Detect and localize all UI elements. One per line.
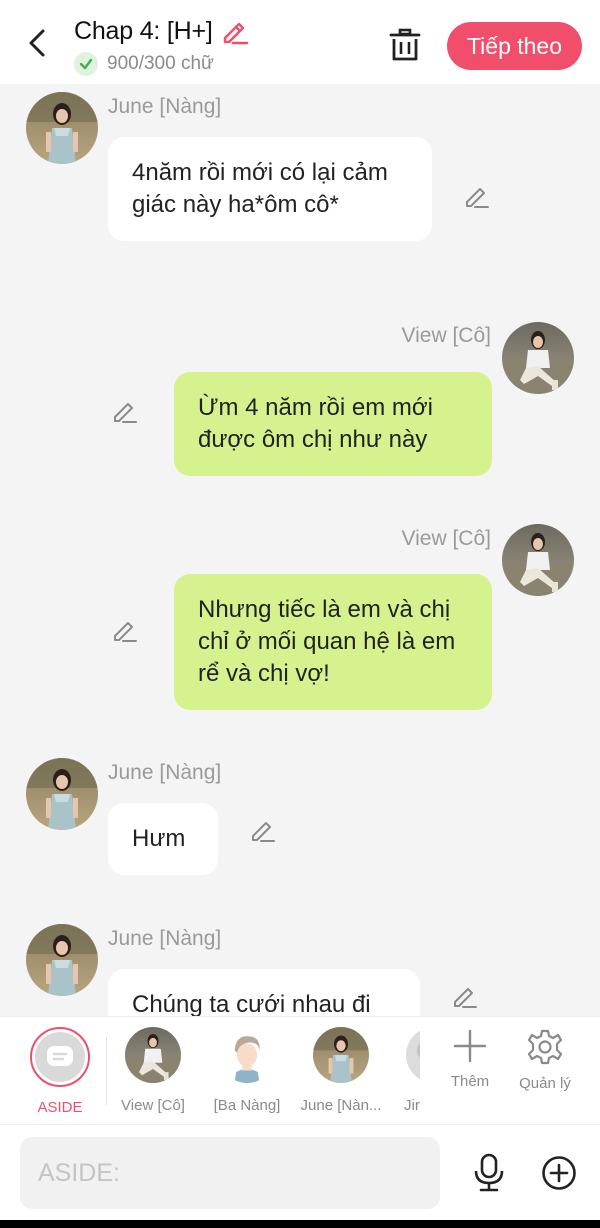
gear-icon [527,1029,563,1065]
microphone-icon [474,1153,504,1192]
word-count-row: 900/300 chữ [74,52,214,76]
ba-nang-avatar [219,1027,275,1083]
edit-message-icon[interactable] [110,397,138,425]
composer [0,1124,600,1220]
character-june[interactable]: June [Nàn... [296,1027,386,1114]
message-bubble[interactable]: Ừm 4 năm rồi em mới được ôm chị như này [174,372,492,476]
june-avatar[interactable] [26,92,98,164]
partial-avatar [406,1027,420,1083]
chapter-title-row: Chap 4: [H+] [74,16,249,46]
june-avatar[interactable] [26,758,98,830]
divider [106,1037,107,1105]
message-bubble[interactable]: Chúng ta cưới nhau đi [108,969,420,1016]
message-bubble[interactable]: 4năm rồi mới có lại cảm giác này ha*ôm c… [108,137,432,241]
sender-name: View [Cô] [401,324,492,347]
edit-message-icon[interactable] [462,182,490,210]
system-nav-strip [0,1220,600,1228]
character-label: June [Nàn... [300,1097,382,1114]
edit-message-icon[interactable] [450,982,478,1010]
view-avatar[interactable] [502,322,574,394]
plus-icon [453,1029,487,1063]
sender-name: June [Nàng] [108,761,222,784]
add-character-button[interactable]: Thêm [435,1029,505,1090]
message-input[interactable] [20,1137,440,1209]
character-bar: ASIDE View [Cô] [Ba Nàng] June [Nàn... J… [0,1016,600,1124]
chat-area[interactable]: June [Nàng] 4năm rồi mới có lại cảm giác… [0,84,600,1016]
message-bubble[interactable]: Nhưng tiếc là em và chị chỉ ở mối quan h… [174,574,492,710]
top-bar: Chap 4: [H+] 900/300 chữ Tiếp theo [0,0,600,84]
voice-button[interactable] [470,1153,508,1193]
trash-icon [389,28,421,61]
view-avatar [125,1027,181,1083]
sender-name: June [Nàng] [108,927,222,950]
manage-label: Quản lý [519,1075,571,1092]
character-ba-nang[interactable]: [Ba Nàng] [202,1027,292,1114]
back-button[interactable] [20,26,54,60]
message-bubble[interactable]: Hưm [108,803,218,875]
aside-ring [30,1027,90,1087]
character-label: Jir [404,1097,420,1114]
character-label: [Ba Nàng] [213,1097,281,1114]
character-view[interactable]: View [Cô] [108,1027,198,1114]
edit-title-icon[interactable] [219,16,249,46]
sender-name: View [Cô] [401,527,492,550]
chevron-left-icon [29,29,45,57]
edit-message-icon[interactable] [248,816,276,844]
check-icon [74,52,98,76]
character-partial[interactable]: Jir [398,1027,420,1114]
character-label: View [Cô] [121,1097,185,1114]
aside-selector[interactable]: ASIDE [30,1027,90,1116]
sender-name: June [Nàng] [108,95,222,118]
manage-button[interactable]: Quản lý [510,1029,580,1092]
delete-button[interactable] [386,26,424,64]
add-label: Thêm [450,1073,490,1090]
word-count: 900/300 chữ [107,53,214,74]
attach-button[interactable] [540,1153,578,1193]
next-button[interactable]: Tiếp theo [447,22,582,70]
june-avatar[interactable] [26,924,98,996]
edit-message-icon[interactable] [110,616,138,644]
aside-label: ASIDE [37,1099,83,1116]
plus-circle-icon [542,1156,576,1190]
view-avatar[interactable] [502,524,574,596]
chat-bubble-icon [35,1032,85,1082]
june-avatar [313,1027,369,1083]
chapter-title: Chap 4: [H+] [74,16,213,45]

##############################

_INSTRUCTIONS TO FOLLOW_
Echo the lines of the records unchanged, starting at the line that contains "gear-icon [527,1029,563,1065]" and ending at the line that contains "character-view[interactable]: View [Cô]".

_EXERCISE OUTPUT_
gear-icon [527,1029,563,1065]
microphone-icon [474,1153,504,1192]
word-count-row: 900/300 chữ [74,52,214,76]
ba-nang-avatar [219,1027,275,1083]
edit-message-icon[interactable] [110,397,138,425]
composer [0,1124,600,1220]
character-june[interactable]: June [Nàn... [296,1027,386,1114]
message-bubble[interactable]: Ừm 4 năm rồi em mới được ôm chị như này [174,372,492,476]
june-avatar[interactable] [26,92,98,164]
partial-avatar [406,1027,420,1083]
chapter-title-row: Chap 4: [H+] [74,16,249,46]
june-avatar[interactable] [26,758,98,830]
divider [106,1037,107,1105]
message-bubble[interactable]: Chúng ta cưới nhau đi [108,969,420,1016]
message-bubble[interactable]: 4năm rồi mới có lại cảm giác này ha*ôm c… [108,137,432,241]
sender-name: View [Cô] [401,324,492,347]
edit-message-icon[interactable] [462,182,490,210]
system-nav-strip [0,1220,600,1228]
character-label: June [Nàn... [300,1097,382,1114]
edit-message-icon[interactable] [450,982,478,1010]
view-avatar[interactable] [502,322,574,394]
plus-icon [453,1029,487,1063]
sender-name: June [Nàng] [108,761,222,784]
add-character-button[interactable]: Thêm [435,1029,505,1090]
message-input[interactable] [20,1137,440,1209]
character-bar: ASIDE View [Cô] [Ba Nàng] June [Nàn... J… [0,1016,600,1124]
chat-area[interactable]: June [Nàng] 4năm rồi mới có lại cảm giác… [0,84,600,1016]
message-bubble[interactable]: Nhưng tiếc là em và chị chỉ ở mối quan h… [174,574,492,710]
top-bar: Chap 4: [H+] 900/300 chữ Tiếp theo [0,0,600,84]
voice-button[interactable] [470,1153,508,1193]
trash-icon [389,28,421,61]
view-avatar [125,1027,181,1083]
sender-name: June [Nàng] [108,927,222,950]
manage-label: Quản lý [519,1075,571,1092]
character-ba-nang[interactable]: [Ba Nàng] [202,1027,292,1114]
back-button[interactable] [20,26,54,60]
message-bubble[interactable]: Hưm [108,803,218,875]
aside-ring [30,1027,90,1087]
character-label: Jir [404,1097,420,1114]
character-label: [Ba Nàng] [213,1097,281,1114]
character-view[interactable]: View [Cô] [108,1027,198,1114]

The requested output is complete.